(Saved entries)
####

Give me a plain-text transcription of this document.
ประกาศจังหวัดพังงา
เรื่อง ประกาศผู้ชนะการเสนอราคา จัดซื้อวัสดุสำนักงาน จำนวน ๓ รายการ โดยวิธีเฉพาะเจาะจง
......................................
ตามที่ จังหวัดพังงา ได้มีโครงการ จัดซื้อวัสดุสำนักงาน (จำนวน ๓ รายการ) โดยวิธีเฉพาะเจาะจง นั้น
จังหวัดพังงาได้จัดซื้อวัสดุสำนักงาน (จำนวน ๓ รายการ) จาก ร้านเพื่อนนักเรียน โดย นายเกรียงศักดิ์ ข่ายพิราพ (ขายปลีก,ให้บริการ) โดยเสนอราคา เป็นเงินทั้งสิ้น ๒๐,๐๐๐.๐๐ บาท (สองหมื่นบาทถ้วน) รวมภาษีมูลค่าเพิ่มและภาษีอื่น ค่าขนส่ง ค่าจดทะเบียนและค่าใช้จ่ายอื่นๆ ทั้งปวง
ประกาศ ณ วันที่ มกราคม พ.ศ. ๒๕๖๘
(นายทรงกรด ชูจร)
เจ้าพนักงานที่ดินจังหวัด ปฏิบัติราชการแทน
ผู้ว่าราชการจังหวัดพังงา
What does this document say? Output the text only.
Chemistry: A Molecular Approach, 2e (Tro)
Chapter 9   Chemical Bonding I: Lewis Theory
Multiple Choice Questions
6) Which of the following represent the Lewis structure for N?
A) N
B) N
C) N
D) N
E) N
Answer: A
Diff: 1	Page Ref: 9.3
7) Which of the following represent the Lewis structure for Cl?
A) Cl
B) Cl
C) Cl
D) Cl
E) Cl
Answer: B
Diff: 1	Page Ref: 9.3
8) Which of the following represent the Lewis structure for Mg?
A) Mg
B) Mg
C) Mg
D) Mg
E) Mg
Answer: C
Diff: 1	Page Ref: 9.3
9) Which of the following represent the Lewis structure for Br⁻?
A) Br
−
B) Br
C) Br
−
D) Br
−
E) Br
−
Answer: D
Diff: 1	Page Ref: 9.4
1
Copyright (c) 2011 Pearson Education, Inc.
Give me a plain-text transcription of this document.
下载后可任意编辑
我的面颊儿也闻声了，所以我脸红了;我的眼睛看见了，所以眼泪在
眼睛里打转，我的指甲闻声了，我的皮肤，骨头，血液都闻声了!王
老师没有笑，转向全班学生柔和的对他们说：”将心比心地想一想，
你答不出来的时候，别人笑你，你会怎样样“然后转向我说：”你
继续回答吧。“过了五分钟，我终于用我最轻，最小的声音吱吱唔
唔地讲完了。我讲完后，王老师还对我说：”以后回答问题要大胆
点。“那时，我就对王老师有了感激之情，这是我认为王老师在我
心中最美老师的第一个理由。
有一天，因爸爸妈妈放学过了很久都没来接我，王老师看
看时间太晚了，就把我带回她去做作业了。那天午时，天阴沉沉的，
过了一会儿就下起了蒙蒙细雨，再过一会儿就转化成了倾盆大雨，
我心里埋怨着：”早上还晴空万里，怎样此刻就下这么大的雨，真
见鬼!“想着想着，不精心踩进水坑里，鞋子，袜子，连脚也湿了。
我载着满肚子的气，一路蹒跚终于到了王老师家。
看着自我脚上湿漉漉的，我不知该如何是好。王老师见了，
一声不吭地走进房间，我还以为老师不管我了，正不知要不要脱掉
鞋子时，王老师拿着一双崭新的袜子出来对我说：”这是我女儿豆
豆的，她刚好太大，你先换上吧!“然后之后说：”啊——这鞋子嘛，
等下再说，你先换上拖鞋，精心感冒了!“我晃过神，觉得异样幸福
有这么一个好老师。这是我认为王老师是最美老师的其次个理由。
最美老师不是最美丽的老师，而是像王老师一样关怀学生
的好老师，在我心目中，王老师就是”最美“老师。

####

Short problem → Faithfully transcribe the whole of the data.

Task result →
Give me a plain-text transcription of this document.
ประกาศจังหวัดพังงา
เรื่อง ประกาศผู้ชนะการเสนอราคา จัดซื้อวัสดุสำนักงาน จำนวน ๓ รายการ โดยวิธีเฉพาะเจาะจง
......................................
ตามที่ จังหวัดพังงา ได้มีโครงการ จัดซื้อวัสดุสำนักงาน (จำนวน ๓ รายการ) โดยวิธีเฉพาะเจาะจง นั้น
จังหวัดพังงาได้จัดซื้อวัสดุสำนักงาน (จำนวน ๓ รายการ) จาก ร้านเพื่อนนักเรียน โดย นายเกรียงศักดิ์ ข่ายพิราพ (ขายปลีก,ให้บริการ) โดยเสนอราคา เป็นเงินทั้งสิ้น ๒๐,๐๐๐.๐๐ บาท (สองหมื่นบาทถ้วน) รวมภาษีมูลค่าเพิ่มและภาษีอื่น ค่าขนส่ง ค่าจดทะเบียนและค่าใช้จ่ายอื่นๆ ทั้งปวง
ประกาศ ณ วันที่ มกราคม พ.ศ. ๒๕๖๘
(นายทรงกรด ชูจร)
เจ้าพนักงานที่ดินจังหวัด ปฏิบัติราชการแทน
ผู้ว่าราชการจังหวัดพังงา
What does this document say? Output the text only.
Chemistry: A Molecular Approach, 2e (Tro)
Chapter 9   Chemical Bonding I: Lewis Theory
Multiple Choice Questions
6) Which of the following represent the Lewis structure for N?
A) N
B) N
C) N
D) N
E) N
Answer: A
Diff: 1	Page Ref: 9.3
7) Which of the following represent the Lewis structure for Cl?
A) Cl
B) Cl
C) Cl
D) Cl
E) Cl
Answer: B
Diff: 1	Page Ref: 9.3
8) Which of the following represent the Lewis structure for Mg?
A) Mg
B) Mg
C) Mg
D) Mg
E) Mg
Answer: C
Diff: 1	Page Ref: 9.3
9) Which of the following represent the Lewis structure for Br⁻?
A) Br
−
B) Br
C) Br
−
D) Br
−
E) Br
−
Answer: D
Diff: 1	Page Ref: 9.4
1
Copyright (c) 2011 Pearson Education, Inc.
Give me a plain-text transcription of this document.
下载后可任意编辑
我的面颊儿也闻声了，所以我脸红了;我的眼睛看见了，所以眼泪在
眼睛里打转，我的指甲闻声了，我的皮肤，骨头，血液都闻声了!王
老师没有笑，转向全班学生柔和的对他们说：”将心比心地想一想，
你答不出来的时候，别人笑你，你会怎样样“然后转向我说：”你
继续回答吧。“过了五分钟，我终于用我最轻，最小的声音吱吱唔
唔地讲完了。我讲完后，王老师还对我说：”以后回答问题要大胆
点。“那时，我就对王老师有了感激之情，这是我认为王老师在我
心中最美老师的第一个理由。
有一天，因爸爸妈妈放学过了很久都没来接我，王老师看
看时间太晚了，就把我带回她去做作业了。那天午时，天阴沉沉的，
过了一会儿就下起了蒙蒙细雨，再过一会儿就转化成了倾盆大雨，
我心里埋怨着：”早上还晴空万里，怎样此刻就下这么大的雨，真
见鬼!“想着想着，不精心踩进水坑里，鞋子，袜子，连脚也湿了。
我载着满肚子的气，一路蹒跚终于到了王老师家。
看着自我脚上湿漉漉的，我不知该如何是好。王老师见了，
一声不吭地走进房间，我还以为老师不管我了，正不知要不要脱掉
鞋子时，王老师拿着一双崭新的袜子出来对我说：”这是我女儿豆
豆的，她刚好太大，你先换上吧!“然后之后说：”啊——这鞋子嘛，
等下再说，你先换上拖鞋，精心感冒了!“我晃过神，觉得异样幸福
有这么一个好老师。这是我认为王老师是最美老师的其次个理由。
最美老师不是最美丽的老师，而是像王老师一样关怀学生
的好老师，在我心目中，王老师就是”最美“老师。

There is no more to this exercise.